### Given instruction a
Update the listing from its first line through the line with "x-tick-label: Q4 21 (315, 477, 346, 489)", changing every "gdp-growth-point" to "gdp-marker" and keeping everything else the same. Give back only those lines.

### Reading text
-------

This forum is in archive mode. You will not be able to post new content.

Author Topic: 4chan image download in Ruby  (Read 1105 times)

0 Members and 1 Guest are viewing this topic.

Offline Fur

  • Knight
  • **
  • Posts: 216
  • Cookies: 34
    • View Profile
4chan image download in Ruby
« on: October 07, 2014, 05:42:24 PM »
Wrote this a few hours ago for the obvious reason.

Code: (Ruby) [Select]
# 4chan-image-downloader.rb
# Ruby script to download images from 4chan threads.
# Author: Fur
# Date: 15th Oct 2014
# Usage: 4chan-image-downloader.rb 4chan.org/board/thread /dir/to/download/images/to
# Notes:
  # Files in the directory will be overwritten, so be careful!
 
require 'open-uri'
require 'json'
require 'fileutils'

require 'trollop'
require 'colored'

VERSION = "0.2.3"

# Parse a 4chan thread url.

-------

### Given data
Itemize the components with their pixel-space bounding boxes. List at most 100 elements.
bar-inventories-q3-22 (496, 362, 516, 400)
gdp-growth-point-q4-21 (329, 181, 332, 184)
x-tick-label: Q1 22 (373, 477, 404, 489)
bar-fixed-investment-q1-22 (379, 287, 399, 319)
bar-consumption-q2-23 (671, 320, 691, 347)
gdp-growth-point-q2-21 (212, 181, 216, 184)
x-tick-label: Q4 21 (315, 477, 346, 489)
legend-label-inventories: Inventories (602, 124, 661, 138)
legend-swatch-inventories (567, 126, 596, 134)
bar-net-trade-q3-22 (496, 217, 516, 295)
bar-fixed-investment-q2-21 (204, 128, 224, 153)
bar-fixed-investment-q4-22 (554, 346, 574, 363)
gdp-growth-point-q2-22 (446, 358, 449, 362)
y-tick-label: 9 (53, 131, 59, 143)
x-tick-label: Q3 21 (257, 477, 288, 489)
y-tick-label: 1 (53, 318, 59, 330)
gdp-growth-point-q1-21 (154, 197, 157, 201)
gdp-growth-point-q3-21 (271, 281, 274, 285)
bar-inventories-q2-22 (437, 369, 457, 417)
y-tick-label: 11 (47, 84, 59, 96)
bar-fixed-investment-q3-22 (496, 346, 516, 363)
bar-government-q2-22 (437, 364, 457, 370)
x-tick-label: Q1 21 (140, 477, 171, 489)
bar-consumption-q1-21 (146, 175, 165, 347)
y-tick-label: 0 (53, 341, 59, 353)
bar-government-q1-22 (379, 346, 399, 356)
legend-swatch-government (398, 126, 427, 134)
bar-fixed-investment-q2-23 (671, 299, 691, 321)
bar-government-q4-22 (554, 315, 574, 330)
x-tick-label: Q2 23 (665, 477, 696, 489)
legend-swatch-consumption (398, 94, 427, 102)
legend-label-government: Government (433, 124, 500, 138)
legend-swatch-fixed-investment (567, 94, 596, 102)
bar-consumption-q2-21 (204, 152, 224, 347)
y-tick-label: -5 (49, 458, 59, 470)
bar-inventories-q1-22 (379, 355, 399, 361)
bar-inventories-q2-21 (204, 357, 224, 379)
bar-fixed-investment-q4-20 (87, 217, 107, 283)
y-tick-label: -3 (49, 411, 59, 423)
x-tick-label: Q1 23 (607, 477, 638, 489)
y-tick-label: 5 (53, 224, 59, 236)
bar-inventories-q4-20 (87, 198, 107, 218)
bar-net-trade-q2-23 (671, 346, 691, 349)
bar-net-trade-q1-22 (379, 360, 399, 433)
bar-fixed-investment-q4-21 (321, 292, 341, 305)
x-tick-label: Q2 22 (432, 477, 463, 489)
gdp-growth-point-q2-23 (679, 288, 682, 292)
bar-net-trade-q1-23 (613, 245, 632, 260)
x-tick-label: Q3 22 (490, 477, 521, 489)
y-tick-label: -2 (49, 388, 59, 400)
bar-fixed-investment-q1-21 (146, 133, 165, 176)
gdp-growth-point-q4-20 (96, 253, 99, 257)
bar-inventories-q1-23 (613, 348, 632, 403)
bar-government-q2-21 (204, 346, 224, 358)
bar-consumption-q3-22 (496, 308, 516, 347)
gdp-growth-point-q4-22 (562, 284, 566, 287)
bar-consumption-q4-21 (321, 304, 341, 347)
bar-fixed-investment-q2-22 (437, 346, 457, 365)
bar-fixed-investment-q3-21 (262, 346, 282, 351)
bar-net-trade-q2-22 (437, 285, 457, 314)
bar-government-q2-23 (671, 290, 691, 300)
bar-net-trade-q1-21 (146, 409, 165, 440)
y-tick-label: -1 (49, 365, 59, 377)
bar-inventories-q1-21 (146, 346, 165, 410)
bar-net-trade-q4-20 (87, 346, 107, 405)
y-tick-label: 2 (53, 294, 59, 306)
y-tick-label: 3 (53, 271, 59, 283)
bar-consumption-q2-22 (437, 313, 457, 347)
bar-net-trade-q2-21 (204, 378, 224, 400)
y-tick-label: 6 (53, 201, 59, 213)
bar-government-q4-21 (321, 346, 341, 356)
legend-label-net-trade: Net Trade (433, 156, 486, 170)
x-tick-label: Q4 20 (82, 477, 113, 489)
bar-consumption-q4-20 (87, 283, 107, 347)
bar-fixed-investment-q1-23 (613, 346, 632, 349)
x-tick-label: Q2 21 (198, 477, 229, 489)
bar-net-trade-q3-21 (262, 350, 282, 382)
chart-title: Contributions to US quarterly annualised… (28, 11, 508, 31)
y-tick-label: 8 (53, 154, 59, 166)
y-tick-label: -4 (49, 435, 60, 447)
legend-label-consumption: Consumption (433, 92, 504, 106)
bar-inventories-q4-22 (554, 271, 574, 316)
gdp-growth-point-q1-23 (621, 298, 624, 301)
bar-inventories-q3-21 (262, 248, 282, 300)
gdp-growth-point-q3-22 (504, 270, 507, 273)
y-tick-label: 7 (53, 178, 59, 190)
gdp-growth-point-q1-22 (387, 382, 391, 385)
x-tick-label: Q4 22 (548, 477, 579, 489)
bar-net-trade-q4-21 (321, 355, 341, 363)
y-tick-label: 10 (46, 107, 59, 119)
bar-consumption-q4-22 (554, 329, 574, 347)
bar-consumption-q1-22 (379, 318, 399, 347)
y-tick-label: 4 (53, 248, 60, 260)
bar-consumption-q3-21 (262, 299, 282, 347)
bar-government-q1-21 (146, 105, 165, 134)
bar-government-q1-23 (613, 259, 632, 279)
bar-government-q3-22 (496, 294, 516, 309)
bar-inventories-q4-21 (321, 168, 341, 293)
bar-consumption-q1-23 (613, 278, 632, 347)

-------

### Given instruction b
Continue the forum post about the Ruby 4chan image downloader from the point where it stops.

### Final answer a
Itemize the components with their pixel-space bounding boxes. List at most 100 elements.
bar-inventories-q3-22 (496, 362, 516, 400)
gdp-marker-q4-21 (329, 181, 332, 184)
x-tick-label: Q1 22 (373, 477, 404, 489)
bar-fixed-investment-q1-22 (379, 287, 399, 319)
bar-consumption-q2-23 (671, 320, 691, 347)
gdp-marker-q2-21 (212, 181, 216, 184)
x-tick-label: Q4 21 (315, 477, 346, 489)

### Final answer b
# Returns hash containing board and thread number.
def parse_4chan_thread_url(thread_url)
  match_result = thread_url.match /4chan\.org\/(\w{1,4})\/thread\/(\d+)/
  if !match_result
    throw ArgumentError, "Url was not a valid 4chan thread url!"
  end
 
  return {:board => match_result.captures[0], :thread_number => match_result.captures[1]}
end
 
# Download and parse information about a 4chan thread and parse as JSON
# See: https://github.com/4chan/4chan-API
# board is the board that the thread was posted in.
# thread_number is number of the thread as a string.
# Returns: json object representing 4chan thread.
def download_thread_info(board, thread_number)
  open("http://a.4cdn.org/%s/thread/%s.json" % [board, thread_number]) do |f|
    JSON.parse(f.read)
  end
end

# Get urls for all images in 4chan thread.
# thread_url is the url for the 4chan thread.
# Returns: array containing image urls as URI objects.
def get_images_in_thread(thread_url)
  url_info = parse_4chan_thread_url(thread_url)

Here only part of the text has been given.